» THE PROBLEM
Copy out each line that mentions the word "this".

════════════════

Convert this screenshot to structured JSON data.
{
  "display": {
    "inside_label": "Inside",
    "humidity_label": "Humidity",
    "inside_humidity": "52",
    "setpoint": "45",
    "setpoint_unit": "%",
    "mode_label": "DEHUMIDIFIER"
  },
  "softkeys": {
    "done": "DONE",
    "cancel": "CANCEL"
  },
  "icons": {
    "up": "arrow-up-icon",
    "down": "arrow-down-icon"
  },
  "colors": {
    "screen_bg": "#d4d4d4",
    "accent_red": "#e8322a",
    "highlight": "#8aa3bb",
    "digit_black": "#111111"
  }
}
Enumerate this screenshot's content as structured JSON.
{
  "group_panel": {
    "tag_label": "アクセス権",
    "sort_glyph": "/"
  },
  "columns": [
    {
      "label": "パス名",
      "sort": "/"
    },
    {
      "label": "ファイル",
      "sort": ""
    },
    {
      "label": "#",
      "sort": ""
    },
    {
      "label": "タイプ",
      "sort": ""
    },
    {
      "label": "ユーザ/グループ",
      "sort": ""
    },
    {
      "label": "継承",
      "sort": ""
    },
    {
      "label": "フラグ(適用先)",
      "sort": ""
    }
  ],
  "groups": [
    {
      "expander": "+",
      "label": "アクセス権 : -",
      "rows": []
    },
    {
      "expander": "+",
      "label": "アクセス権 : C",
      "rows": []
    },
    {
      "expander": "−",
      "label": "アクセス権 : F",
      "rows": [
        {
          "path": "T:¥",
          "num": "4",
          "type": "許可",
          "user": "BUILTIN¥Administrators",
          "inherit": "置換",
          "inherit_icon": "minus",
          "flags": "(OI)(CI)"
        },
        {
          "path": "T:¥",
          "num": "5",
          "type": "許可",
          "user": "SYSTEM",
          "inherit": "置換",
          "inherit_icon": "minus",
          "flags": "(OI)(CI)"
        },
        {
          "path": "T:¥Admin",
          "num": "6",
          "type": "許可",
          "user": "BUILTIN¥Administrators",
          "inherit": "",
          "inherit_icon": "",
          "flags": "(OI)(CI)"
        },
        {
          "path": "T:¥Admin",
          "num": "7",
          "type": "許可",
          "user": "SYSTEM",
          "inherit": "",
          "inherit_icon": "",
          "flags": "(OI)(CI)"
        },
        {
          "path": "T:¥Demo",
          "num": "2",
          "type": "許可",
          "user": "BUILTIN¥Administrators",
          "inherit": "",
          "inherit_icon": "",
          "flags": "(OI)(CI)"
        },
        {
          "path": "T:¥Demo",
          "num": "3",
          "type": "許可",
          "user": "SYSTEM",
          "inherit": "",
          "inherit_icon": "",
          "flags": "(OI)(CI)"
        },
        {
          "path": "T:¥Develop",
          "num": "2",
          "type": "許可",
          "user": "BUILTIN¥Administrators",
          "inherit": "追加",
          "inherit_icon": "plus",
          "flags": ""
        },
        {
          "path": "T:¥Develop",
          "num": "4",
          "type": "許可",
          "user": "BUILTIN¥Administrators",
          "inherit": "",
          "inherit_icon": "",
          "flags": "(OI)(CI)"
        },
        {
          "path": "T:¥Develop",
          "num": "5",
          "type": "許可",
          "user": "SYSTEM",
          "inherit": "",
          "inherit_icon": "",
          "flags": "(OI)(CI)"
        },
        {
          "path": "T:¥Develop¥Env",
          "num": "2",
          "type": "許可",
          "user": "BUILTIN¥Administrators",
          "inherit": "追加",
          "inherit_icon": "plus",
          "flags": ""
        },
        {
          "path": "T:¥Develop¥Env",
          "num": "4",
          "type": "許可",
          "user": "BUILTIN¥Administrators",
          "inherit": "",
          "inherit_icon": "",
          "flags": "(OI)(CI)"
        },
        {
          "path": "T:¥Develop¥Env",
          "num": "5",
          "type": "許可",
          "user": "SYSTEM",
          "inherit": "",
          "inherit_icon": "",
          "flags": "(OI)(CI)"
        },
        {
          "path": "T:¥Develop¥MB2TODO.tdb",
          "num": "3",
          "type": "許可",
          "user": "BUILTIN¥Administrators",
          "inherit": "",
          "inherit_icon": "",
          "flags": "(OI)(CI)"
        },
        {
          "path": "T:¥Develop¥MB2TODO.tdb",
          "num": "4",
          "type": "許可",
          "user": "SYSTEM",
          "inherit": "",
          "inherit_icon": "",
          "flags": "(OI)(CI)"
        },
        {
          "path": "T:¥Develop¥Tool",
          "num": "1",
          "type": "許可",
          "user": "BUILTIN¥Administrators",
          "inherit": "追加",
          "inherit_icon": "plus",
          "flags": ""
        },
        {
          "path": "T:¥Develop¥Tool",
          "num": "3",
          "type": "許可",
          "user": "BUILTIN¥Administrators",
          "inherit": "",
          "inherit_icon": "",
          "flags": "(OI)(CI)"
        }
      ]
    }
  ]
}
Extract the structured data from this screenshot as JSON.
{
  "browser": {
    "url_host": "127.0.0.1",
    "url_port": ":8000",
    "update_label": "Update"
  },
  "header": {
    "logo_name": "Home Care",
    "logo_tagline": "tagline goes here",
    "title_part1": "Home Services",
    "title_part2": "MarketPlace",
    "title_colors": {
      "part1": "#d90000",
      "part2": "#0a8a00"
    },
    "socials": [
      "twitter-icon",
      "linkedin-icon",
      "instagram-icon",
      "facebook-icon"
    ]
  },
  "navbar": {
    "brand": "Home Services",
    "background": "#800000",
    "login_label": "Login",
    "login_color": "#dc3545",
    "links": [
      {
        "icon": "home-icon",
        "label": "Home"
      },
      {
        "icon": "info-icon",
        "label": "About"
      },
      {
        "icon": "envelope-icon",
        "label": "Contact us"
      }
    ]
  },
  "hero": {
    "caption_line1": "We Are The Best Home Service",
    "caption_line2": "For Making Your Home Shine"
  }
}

════════════════

» TASK OUTPUT
Convert this screenshot to structured JSON data.
Enumerate this screenshot's content as structured JSON.
Extract the structured data from this screenshot as JSON.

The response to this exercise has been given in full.